-- begin --
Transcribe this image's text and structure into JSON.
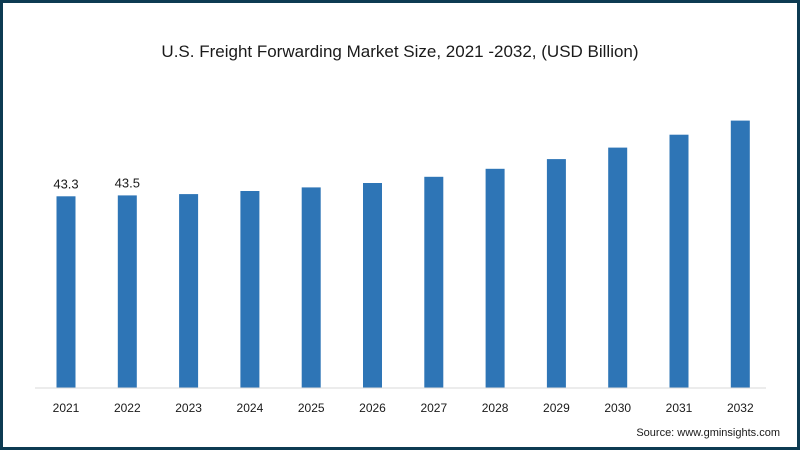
{
  "chart_data": {
    "type": "bar",
    "title": "U.S. Freight Forwarding Market Size, 2021 -2032, (USD Billion)",
    "categories": [
      "2021",
      "2022",
      "2023",
      "2024",
      "2025",
      "2026",
      "2027",
      "2028",
      "2029",
      "2030",
      "2031",
      "2032"
    ],
    "series": [
      {
        "values": [
          43.3,
          43.5,
          43.8,
          44.5,
          45.3,
          46.3,
          47.7,
          49.5,
          51.7,
          54.3,
          57.2,
          60.4
        ]
      }
    ],
    "data_labels": [
      "43.3",
      "43.5",
      "",
      "",
      "",
      "",
      "",
      "",
      "",
      "",
      "",
      ""
    ],
    "ylim": [
      0,
      72.5
    ],
    "bar_color": "#2e75b6",
    "grid": false,
    "legend": "none"
  },
  "source": "Source: www.gminsights.com",
  "colors": {
    "frame": "#0d3b52",
    "axis": "#d9d9d9"
  }
}
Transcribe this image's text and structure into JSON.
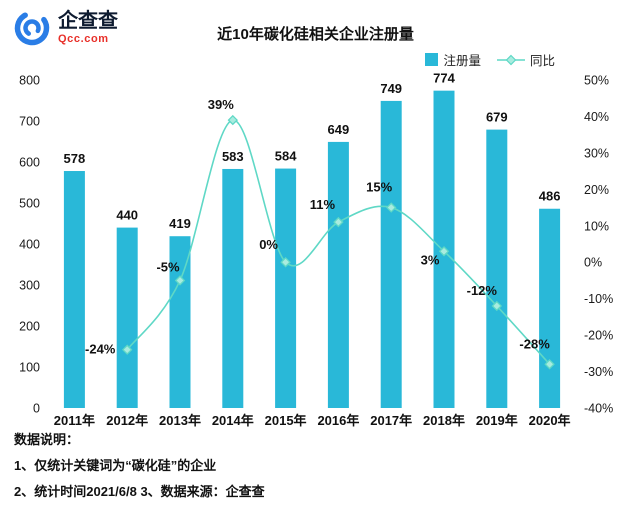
{
  "brand": {
    "name": "企查查",
    "domain": "Qcc.com",
    "logo_color": "#2a7de6",
    "domain_color": "#e8302a"
  },
  "footer": {
    "heading": "数据说明：",
    "line1": "1、仅统计关键词为“碳化硅”的企业",
    "line2": "2、统计时间2021/6/8   3、数据来源：企查查"
  },
  "chart_data": {
    "type": "bar+line",
    "title": "近10年碳化硅相关企业注册量",
    "xlabel": "",
    "ylabel": "",
    "categories": [
      "2011年",
      "2012年",
      "2013年",
      "2014年",
      "2015年",
      "2016年",
      "2017年",
      "2018年",
      "2019年",
      "2020年"
    ],
    "series": [
      {
        "name": "注册量",
        "type": "bar",
        "axis": "left",
        "color": "#29b8d8",
        "values": [
          578,
          440,
          419,
          583,
          584,
          649,
          749,
          774,
          679,
          486
        ]
      },
      {
        "name": "同比",
        "type": "line",
        "axis": "right",
        "color": "#5fd8c6",
        "marker_fill": "#a9ecdf",
        "unit": "%",
        "values": [
          null,
          -24,
          -5,
          39,
          0,
          11,
          15,
          3,
          -12,
          -28
        ]
      }
    ],
    "left_axis": {
      "min": 0,
      "max": 800,
      "step": 100
    },
    "right_axis": {
      "min": -40,
      "max": 50,
      "step": 10,
      "format": "percent"
    },
    "grid": false,
    "legend_position": "top-right",
    "yoy_label_offsets": [
      null,
      [
        -27,
        0
      ],
      [
        -12,
        -13
      ],
      [
        -12,
        -15
      ],
      [
        -17,
        -17
      ],
      [
        -16,
        -17
      ],
      [
        -12,
        -20
      ],
      [
        -14,
        9
      ],
      [
        -15,
        -15
      ],
      [
        -15,
        -20
      ]
    ]
  }
}
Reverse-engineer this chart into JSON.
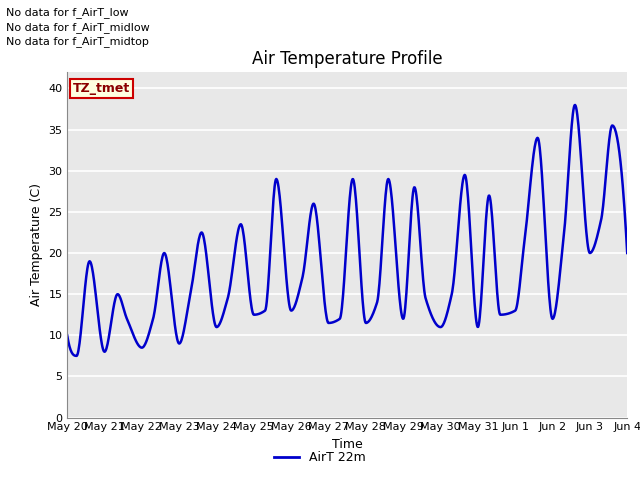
{
  "title": "Air Temperature Profile",
  "xlabel": "Time",
  "ylabel": "Air Temperature (C)",
  "ylim": [
    0,
    42
  ],
  "yticks": [
    0,
    5,
    10,
    15,
    20,
    25,
    30,
    35,
    40
  ],
  "line_color": "#0000cc",
  "line_width": 1.8,
  "background_color": "#e8e8e8",
  "legend_label": "AirT 22m",
  "no_data_texts": [
    "No data for f_AirT_low",
    "No data for f_AirT_midlow",
    "No data for f_AirT_midtop"
  ],
  "tz_label": "TZ_tmet",
  "x_tick_labels": [
    "May 20",
    "May 21",
    "May 22",
    "May 23",
    "May 24",
    "May 25",
    "May 26",
    "May 27",
    "May 28",
    "May 29",
    "May 30",
    "May 31",
    "Jun 1",
    "Jun 2",
    "Jun 3",
    "Jun 4"
  ],
  "key_points_x": [
    0,
    0.25,
    0.6,
    1.0,
    1.35,
    1.6,
    2.0,
    2.3,
    2.6,
    3.0,
    3.3,
    3.6,
    4.0,
    4.3,
    4.65,
    5.0,
    5.3,
    5.6,
    6.0,
    6.3,
    6.6,
    7.0,
    7.3,
    7.65,
    8.0,
    8.3,
    8.6,
    9.0,
    9.3,
    9.6,
    10.0,
    10.3,
    10.65,
    11.0,
    11.3,
    11.6,
    12.0,
    12.25,
    12.6,
    13.0,
    13.3,
    13.6,
    14.0,
    14.3,
    14.6,
    15.0
  ],
  "key_points_y": [
    10,
    7.5,
    19,
    8,
    15,
    12,
    8.5,
    12,
    20,
    9,
    15,
    22.5,
    11,
    14.5,
    23.5,
    12.5,
    13,
    29,
    13,
    17,
    26,
    11.5,
    12,
    29,
    11.5,
    14,
    29,
    12,
    28,
    14.5,
    11,
    15,
    29.5,
    11,
    27,
    12.5,
    13,
    21.5,
    34,
    12,
    22,
    38,
    20,
    24,
    35.5,
    20
  ]
}
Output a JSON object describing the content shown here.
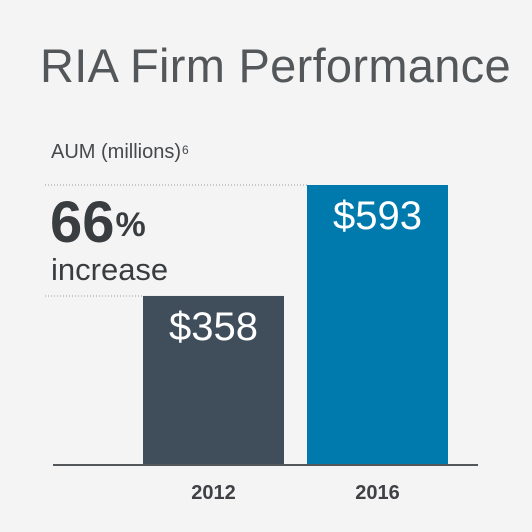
{
  "chart_data": {
    "type": "bar",
    "title": "RIA Firm Performance",
    "ylabel": "AUM (millions)",
    "ylabel_footnote": "6",
    "categories": [
      "2012",
      "2016"
    ],
    "values": [
      358,
      593
    ],
    "value_labels": [
      "$358",
      "$593"
    ],
    "ylim": [
      0,
      593
    ],
    "colors": [
      "#404e5b",
      "#0079ad"
    ],
    "grid": false,
    "annotation": {
      "value": "66",
      "unit": "%",
      "text": "increase"
    }
  }
}
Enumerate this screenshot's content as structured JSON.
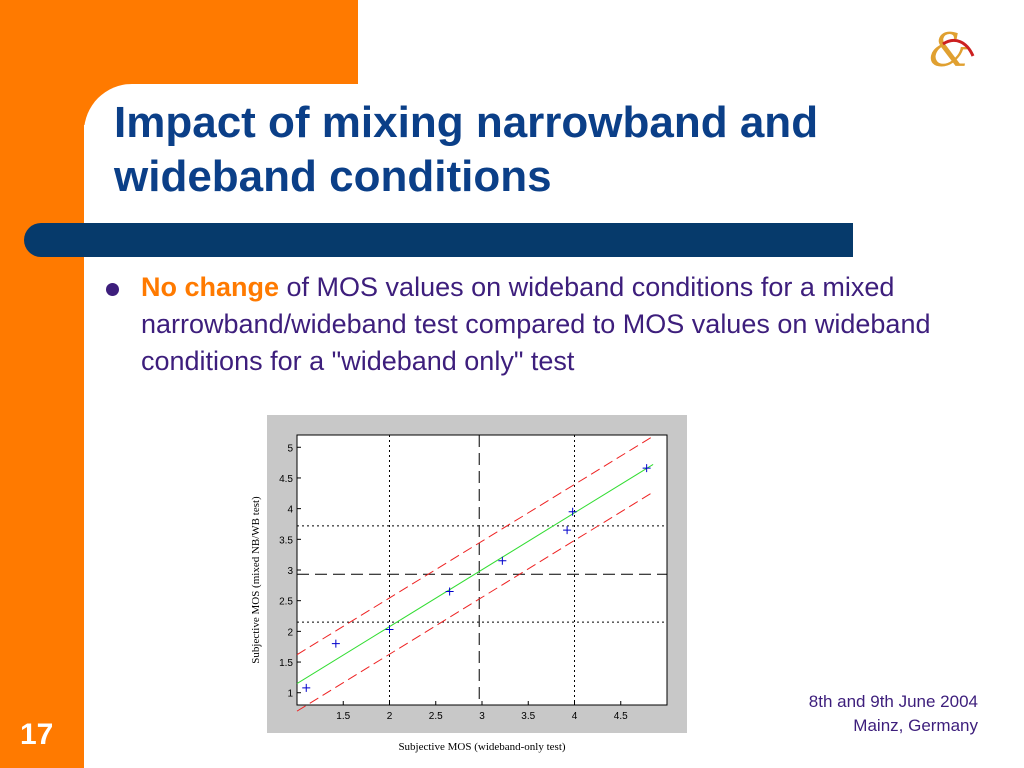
-- end --
AIM =
Extract all the entries word for word; omit any pictures.

OUTPUT FOR THIS TASK =
Transcribe this image's text and structure into JSON.
{
  "chart_data": {
    "type": "bar",
    "title": "U.S. Freight Forwarding Market Size, 2021 -2032, (USD Billion)",
    "categories": [
      "2021",
      "2022",
      "2023",
      "2024",
      "2025",
      "2026",
      "2027",
      "2028",
      "2029",
      "2030",
      "2031",
      "2032"
    ],
    "series": [
      {
        "values": [
          43.3,
          43.5,
          43.8,
          44.5,
          45.3,
          46.3,
          47.7,
          49.5,
          51.7,
          54.3,
          57.2,
          60.4
        ]
      }
    ],
    "data_labels": [
      "43.3",
      "43.5",
      "",
      "",
      "",
      "",
      "",
      "",
      "",
      "",
      "",
      ""
    ],
    "ylim": [
      0,
      72.5
    ],
    "bar_color": "#2e75b6",
    "grid": false,
    "legend": "none"
  },
  "source": "Source: www.gminsights.com",
  "colors": {
    "frame": "#0d3b52",
    "axis": "#d9d9d9"
  }
}
Transcribe this image's text and structure into JSON.
{
  "brand": {
    "name": "企查查",
    "domain": "Qcc.com",
    "logo_color": "#2a7de6",
    "domain_color": "#e8302a"
  },
  "footer": {
    "heading": "数据说明：",
    "line1": "1、仅统计关键词为“碳化硅”的企业",
    "line2": "2、统计时间2021/6/8   3、数据来源：企查查"
  },
  "chart_data": {
    "type": "bar+line",
    "title": "近10年碳化硅相关企业注册量",
    "xlabel": "",
    "ylabel": "",
    "categories": [
      "2011年",
      "2012年",
      "2013年",
      "2014年",
      "2015年",
      "2016年",
      "2017年",
      "2018年",
      "2019年",
      "2020年"
    ],
    "series": [
      {
        "name": "注册量",
        "type": "bar",
        "axis": "left",
        "color": "#29b8d8",
        "values": [
          578,
          440,
          419,
          583,
          584,
          649,
          749,
          774,
          679,
          486
        ]
      },
      {
        "name": "同比",
        "type": "line",
        "axis": "right",
        "color": "#5fd8c6",
        "marker_fill": "#a9ecdf",
        "unit": "%",
        "values": [
          null,
          -24,
          -5,
          39,
          0,
          11,
          15,
          3,
          -12,
          -28
        ]
      }
    ],
    "left_axis": {
      "min": 0,
      "max": 800,
      "step": 100
    },
    "right_axis": {
      "min": -40,
      "max": 50,
      "step": 10,
      "format": "percent"
    },
    "grid": false,
    "legend_position": "top-right",
    "yoy_label_offsets": [
      null,
      [
        -27,
        0
      ],
      [
        -12,
        -13
      ],
      [
        -12,
        -15
      ],
      [
        -17,
        -17
      ],
      [
        -16,
        -17
      ],
      [
        -12,
        -20
      ],
      [
        -14,
        9
      ],
      [
        -15,
        -15
      ],
      [
        -15,
        -20
      ]
    ]
  }
}
Reverse-engineer this chart into JSON.
{
  "title": "Air Temperature Profile",
  "xlabel": "Time",
  "ylabel": "Air Temperature (C)",
  "ylim": [
    0,
    42
  ],
  "yticks": [
    0,
    5,
    10,
    15,
    20,
    25,
    30,
    35,
    40
  ],
  "line_color": "#0000cc",
  "line_width": 1.8,
  "background_color": "#e8e8e8",
  "legend_label": "AirT 22m",
  "no_data_texts": [
    "No data for f_AirT_low",
    "No data for f_AirT_midlow",
    "No data for f_AirT_midtop"
  ],
  "tz_label": "TZ_tmet",
  "x_tick_labels": [
    "May 20",
    "May 21",
    "May 22",
    "May 23",
    "May 24",
    "May 25",
    "May 26",
    "May 27",
    "May 28",
    "May 29",
    "May 30",
    "May 31",
    "Jun 1",
    "Jun 2",
    "Jun 3",
    "Jun 4"
  ],
  "key_points_x": [
    0,
    0.25,
    0.6,
    1.0,
    1.35,
    1.6,
    2.0,
    2.3,
    2.6,
    3.0,
    3.3,
    3.6,
    4.0,
    4.3,
    4.65,
    5.0,
    5.3,
    5.6,
    6.0,
    6.3,
    6.6,
    7.0,
    7.3,
    7.65,
    8.0,
    8.3,
    8.6,
    9.0,
    9.3,
    9.6,
    10.0,
    10.3,
    10.65,
    11.0,
    11.3,
    11.6,
    12.0,
    12.25,
    12.6,
    13.0,
    13.3,
    13.6,
    14.0,
    14.3,
    14.6,
    15.0
  ],
  "key_points_y": [
    10,
    7.5,
    19,
    8,
    15,
    12,
    8.5,
    12,
    20,
    9,
    15,
    22.5,
    11,
    14.5,
    23.5,
    12.5,
    13,
    29,
    13,
    17,
    26,
    11.5,
    12,
    29,
    11.5,
    14,
    29,
    12,
    28,
    14.5,
    11,
    15,
    29.5,
    11,
    27,
    12.5,
    13,
    21.5,
    34,
    12,
    22,
    38,
    20,
    24,
    35.5,
    20
  ]
}
Output a JSON object describing the content shown here.
{
  "chart_data": {
    "type": "bar",
    "title": "RIA Firm Performance",
    "ylabel": "AUM (millions)",
    "ylabel_footnote": "6",
    "categories": [
      "2012",
      "2016"
    ],
    "values": [
      358,
      593
    ],
    "value_labels": [
      "$358",
      "$593"
    ],
    "ylim": [
      0,
      593
    ],
    "colors": [
      "#404e5b",
      "#0079ad"
    ],
    "grid": false,
    "annotation": {
      "value": "66",
      "unit": "%",
      "text": "increase"
    }
  }
}
Enumerate this screenshot's content as structured JSON.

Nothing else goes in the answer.